▶ **Extract provided**

%%

Common Misconceptions

“Cloze deletion and cloze testing are the same.” Cloze testing refers to a proficiency or reading assessment procedure where words are deleted at regular intervals from a passage and examinees must fill them in, testing overall language proficiency. Cloze deletion as used in spaced repetition (Anki, Sakubo) is a vocabulary learning card format that deletes a specific target item and tests learner recall in a sentence context — a different purpose and design.

“Any sentence with a word deleted is a cloze deletion card.” Effective cloze deletion requires that the target item be guessable from context clues for recognition while still requiring genuine recall. Poor cloze deletion cards either have too much context (making the answer trivially obvious) or too little (requiring out-of-context guessing). Card design significantly affects learning outcomes.


Criticisms

Cloze deletion as a study method has been criticized for relying primarily on recognition rather than free recall and production. Seeing the surrounding sentence context makes the retrieval cue substantially richer than encounter in authentic language use, potentially creating context-dependent memory that does not transfer to free production. Additionally, cloze deletion cards require well-designed source sentences — creating high-quality cloze cards from authentic input is time-intensive, and poorly constructed cards can test incidental properties of the sentence rather than lexical knowledge.


Social Media Sentiment

Cloze deletion is a core topic in Anki-using language learner communities on Reddit (r/Anki, r/LearnJapanese), YouTube, and Discord. Discussions about whether cloze deletion or standard front-back cards produce better vocabulary retention are frequent. Sentence mining with cloze deletion for Japanese (adding lines from immersion content as Anki cards) has a particularly active community advocating for this approach as the most efficient vocabulary learning method. The method is also discussed in medical education communities where Anki is standard.

Last updated: 2026-04


Practical Application

Cloze deletion cards are most effective when created from authentic language encounters — sentences from books, articles, subtitles, or conversations where the learner encountered the target word naturally. Creating a cloze deletion card at the point of encounter ensures sentence memorability and contextual richness. For Japanese vocabulary, cloze deletion cards that include audio of the sentence and furigana for unknown kanji (added via Anki add-ons) maximize the learning dimensions per review. Sakubo uses contextual sentence frames in its vocabulary review to achieve the same context-embedding benefits as well-designed cloze deletion cards, without requiring manual card creation.

%%

▶ **Recorded data**
%%

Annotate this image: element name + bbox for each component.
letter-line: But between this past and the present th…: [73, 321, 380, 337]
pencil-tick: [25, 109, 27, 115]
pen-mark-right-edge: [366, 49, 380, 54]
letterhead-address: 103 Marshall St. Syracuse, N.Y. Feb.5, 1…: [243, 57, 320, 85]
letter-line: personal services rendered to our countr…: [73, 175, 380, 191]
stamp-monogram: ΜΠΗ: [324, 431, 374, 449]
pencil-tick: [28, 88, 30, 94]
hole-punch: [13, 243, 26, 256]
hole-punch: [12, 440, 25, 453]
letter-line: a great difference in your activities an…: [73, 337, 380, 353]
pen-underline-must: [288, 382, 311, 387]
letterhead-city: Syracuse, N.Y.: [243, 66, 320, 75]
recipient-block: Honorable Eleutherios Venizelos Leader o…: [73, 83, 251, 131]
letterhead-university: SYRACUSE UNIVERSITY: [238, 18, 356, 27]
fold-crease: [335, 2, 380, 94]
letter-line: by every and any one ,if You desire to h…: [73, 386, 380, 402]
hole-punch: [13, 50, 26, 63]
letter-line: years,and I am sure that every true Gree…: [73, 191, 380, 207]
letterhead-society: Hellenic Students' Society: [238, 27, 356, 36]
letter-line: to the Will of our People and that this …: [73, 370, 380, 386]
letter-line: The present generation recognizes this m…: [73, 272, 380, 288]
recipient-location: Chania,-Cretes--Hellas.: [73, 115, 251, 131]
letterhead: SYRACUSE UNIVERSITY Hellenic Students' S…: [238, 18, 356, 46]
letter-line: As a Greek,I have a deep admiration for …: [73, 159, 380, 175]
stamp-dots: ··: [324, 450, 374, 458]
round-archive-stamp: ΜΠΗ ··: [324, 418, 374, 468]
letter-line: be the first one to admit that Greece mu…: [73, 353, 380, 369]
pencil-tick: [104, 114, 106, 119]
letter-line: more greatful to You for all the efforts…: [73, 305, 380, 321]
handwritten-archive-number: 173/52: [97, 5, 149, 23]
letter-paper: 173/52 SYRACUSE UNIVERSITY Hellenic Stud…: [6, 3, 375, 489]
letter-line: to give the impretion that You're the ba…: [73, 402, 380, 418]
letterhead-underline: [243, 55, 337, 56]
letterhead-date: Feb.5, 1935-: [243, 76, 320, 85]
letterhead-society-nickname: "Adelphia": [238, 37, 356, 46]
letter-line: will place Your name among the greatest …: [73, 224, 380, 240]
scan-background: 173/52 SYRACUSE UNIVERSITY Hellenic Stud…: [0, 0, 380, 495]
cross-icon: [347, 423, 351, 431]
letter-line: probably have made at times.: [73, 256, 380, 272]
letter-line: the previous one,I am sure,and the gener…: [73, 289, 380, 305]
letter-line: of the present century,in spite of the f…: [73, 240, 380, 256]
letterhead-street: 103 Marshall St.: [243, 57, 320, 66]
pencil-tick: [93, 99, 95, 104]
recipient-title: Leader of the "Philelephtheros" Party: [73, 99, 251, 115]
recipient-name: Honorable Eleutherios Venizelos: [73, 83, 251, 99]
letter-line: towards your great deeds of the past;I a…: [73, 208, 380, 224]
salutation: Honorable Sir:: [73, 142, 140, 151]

%%

▶ **Your instructions**
Write the next part of the text about cloze deletion cards, continuing after its final sentence.

▶ **Task result**
Related Terms


See Also


Research

  • Taylor, W. L. (1953). “Cloze procedure”: A new tool for measuring readability. Journalism Quarterly, 30(4), 415–433.

The paper that introduced the cloze procedure — originally a readability measure, later adapted for vocabulary and language learning applications.

  • Oller, J. W. (1979). Language Tests at School: A Pragmatic Approach. Longman.

Comprehensive treatment of cloze testing in L2 contexts — established cloze as a valid and widely-used measure of language proficiency.

  • Webb, S., Newton, J., & Chang, A. (2013). Incidental learning of collocation. Language Learning, 63(1), 91–120.

Examined context-embedded vocabulary learning — relevant to why cloze-format retrieval in sentence contexts is more robust than isolated word study.

  • Schmitt, N., Schmitt, D., & Clapham, C. (2001). Developing and exploring the behaviour of two new versions of the Vocabulary Levels Test. Language Testing, 18(1), 55–88.

Vocabulary measurement research — relevant to understanding what different flashcard formats (including cloze) actually test and what knowledge they support.

  • Nation, I. S. P. (2001). Learning Vocabulary in Another Language. Cambridge University Press.

Definitive reference on vocabulary acquisition — includes discussion of context-embedding, sentence-level learning, and optimal flashcard formats.